### Set task 1
Please give back the stretch of the post on memorizing a Bitcoin address from "How long is" through "or a string of 34 alphanumeric characters.", swapping "200-bit number" for "200-bit integer".

Uncategorized

How to memorize a Bitcoin address

The latest episode of Darknet Diaries interviews someone using the pseudonym Default. He says in the interview that he had nearly a thousand Bitcoins (about $36 M) in a wallet stored on an external hard drive that was seized by federal agents when they raided his home. Default went to prison for five years for some audacious hacking, but now he’s out and the feds won’t give him his hard drive back.

Default isn’t the only person who has lost a fortune because he lost a number. It’s fairly common.

If Default had memorized his account number(s) he’d be rich today. Memorizing a Bitcoin address or a private key would take some work, but I’d do it for a million dollars. I’d do it for a whole lot less than that because it’s not that much work.

I’ll present two ways to memorize addresses and keys. I’ll start with addresses.

How long is a Bitcoin address?

A Bitcoin address is essentially [1] a 200-bit number encoded in base 58. Why base 58? That’s 10 digits, 26 lower case letters, and 26 upper case letters, with four visually similar characters removed. The characters 1, l, and I are similar, as are 0, o, and O. Base 58 keeps the numeral 1 and the lower case letter o and discards the characters that look similar to these. More on base 58 encoding here.

So you can think of a Bitcoin address as either a 200-bit number or a string of 34 alphanumeric characters.

Base 58

The most direct approach would be to memorize the address in its base 58 form. This is a string of 34 alphanumeric characters. As I mention here, I memorize numbers using the Major system, and letters using the NATO alphabet. To distinguish lower case and upper case I have two variants of each NATO name, a large object for capital letters and a small object for lower case letters. For example, golf cart for G and golf ball for g.

Decimal

A 200-bit number corresponds to a 60-digit number. It’s easier to memorize 60 digits than to memorize 34 alphanumeric characters because the digits can easily be chunked into groups whereas the alphanumeric characters cannot.

You can go back and forth between base 58 encoding of an address and hexadecimal using this online calculator and you can go between hexadecimal and decimal easily in any programming language.

For example, I typed the address

    1MycacnJaSqwwJqjawXBErnLsZ7RkXUAs

into the online calculator and got back

   00F54A5851E9372B87810A8E60CDD2E7CFD80B6E31C7F18FE8

Then I appended 0x to this and typed it into the Python REPL to get a decimal number.

   
    >>> 0x00F54A5851E9372B87810A8E60CDD2E7CFD80B6E31C7F18FE8
    6014503356492732657644518984173176634541310227850984525800

There are two ways to group digits for memorization: regularly and irregularly.

### Dataset extract
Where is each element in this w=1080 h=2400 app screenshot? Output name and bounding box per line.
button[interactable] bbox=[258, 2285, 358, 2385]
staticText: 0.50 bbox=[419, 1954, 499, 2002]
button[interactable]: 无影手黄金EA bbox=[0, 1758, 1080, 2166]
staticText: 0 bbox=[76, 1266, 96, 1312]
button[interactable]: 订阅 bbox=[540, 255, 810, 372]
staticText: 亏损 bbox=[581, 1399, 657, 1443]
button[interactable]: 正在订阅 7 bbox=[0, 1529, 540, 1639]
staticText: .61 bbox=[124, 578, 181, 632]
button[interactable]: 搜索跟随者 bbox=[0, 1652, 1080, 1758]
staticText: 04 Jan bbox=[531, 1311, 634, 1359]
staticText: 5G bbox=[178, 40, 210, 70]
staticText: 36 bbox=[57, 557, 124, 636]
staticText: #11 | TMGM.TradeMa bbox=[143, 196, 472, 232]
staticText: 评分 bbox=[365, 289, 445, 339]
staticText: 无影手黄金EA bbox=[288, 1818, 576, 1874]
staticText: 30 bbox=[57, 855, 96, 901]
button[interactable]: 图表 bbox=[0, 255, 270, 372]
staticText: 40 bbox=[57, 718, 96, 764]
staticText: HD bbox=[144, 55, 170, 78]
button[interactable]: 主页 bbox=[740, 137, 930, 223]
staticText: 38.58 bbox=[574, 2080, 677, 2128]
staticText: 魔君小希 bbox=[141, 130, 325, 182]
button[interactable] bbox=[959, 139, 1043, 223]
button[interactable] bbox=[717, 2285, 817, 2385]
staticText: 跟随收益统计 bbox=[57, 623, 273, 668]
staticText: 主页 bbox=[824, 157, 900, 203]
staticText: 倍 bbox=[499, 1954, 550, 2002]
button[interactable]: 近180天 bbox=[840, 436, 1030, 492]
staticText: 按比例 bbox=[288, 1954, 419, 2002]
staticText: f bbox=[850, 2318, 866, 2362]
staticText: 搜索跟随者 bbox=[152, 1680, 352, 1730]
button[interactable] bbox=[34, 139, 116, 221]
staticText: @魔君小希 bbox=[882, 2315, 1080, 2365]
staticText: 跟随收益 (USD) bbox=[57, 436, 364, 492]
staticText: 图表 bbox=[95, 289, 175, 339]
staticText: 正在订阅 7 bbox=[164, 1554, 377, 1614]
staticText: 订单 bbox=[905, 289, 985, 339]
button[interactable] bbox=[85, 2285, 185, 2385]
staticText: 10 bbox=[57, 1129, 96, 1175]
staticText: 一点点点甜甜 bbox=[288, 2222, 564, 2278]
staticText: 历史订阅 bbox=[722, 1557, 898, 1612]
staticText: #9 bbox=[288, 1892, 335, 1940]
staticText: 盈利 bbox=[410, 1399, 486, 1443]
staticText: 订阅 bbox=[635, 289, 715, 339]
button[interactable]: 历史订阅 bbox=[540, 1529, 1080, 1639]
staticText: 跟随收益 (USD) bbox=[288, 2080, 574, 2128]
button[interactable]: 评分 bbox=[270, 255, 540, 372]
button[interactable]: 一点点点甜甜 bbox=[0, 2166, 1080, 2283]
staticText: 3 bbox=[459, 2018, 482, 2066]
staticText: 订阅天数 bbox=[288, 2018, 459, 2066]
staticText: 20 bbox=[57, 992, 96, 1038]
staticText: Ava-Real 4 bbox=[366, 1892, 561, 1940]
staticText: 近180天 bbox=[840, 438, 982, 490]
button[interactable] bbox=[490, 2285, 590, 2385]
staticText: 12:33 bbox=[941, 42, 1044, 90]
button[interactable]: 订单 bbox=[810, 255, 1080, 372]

### Set task 2
Copy the stretch of the rows from their first line through the line containing "staticText: 38.58 bbox=[574, 2080, 677, 2128]", both ends included.

### Task output 1
How long is a Bitcoin address?

A Bitcoin address is essentially [1] a 200-bit integer encoded in base 58. Why base 58? That’s 10 digits, 26 lower case letters, and 26 upper case letters, with four visually similar characters removed. The characters 1, l, and I are similar, as are 0, o, and O. Base 58 keeps the numeral 1 and the lower case letter o and discards the characters that look similar to these. More on base 58 encoding here.

So you can think of a Bitcoin address as either a 200-bit integer or a string of 34 alphanumeric characters.

### Task output 2
Where is each element in this w=1080 h=2400 app screenshot? Output name and bounding box per line.
button[interactable] bbox=[258, 2285, 358, 2385]
staticText: 0.50 bbox=[419, 1954, 499, 2002]
button[interactable]: 无影手黄金EA bbox=[0, 1758, 1080, 2166]
staticText: 0 bbox=[76, 1266, 96, 1312]
button[interactable]: 订阅 bbox=[540, 255, 810, 372]
staticText: 亏损 bbox=[581, 1399, 657, 1443]
button[interactable]: 正在订阅 7 bbox=[0, 1529, 540, 1639]
staticText: .61 bbox=[124, 578, 181, 632]
button[interactable]: 搜索跟随者 bbox=[0, 1652, 1080, 1758]
staticText: 04 Jan bbox=[531, 1311, 634, 1359]
staticText: 5G bbox=[178, 40, 210, 70]
staticText: 36 bbox=[57, 557, 124, 636]
staticText: #11 | TMGM.TradeMa bbox=[143, 196, 472, 232]
staticText: 评分 bbox=[365, 289, 445, 339]
staticText: 无影手黄金EA bbox=[288, 1818, 576, 1874]
staticText: 30 bbox=[57, 855, 96, 901]
button[interactable]: 图表 bbox=[0, 255, 270, 372]
staticText: 40 bbox=[57, 718, 96, 764]
staticText: HD bbox=[144, 55, 170, 78]
button[interactable]: 主页 bbox=[740, 137, 930, 223]
staticText: 38.58 bbox=[574, 2080, 677, 2128]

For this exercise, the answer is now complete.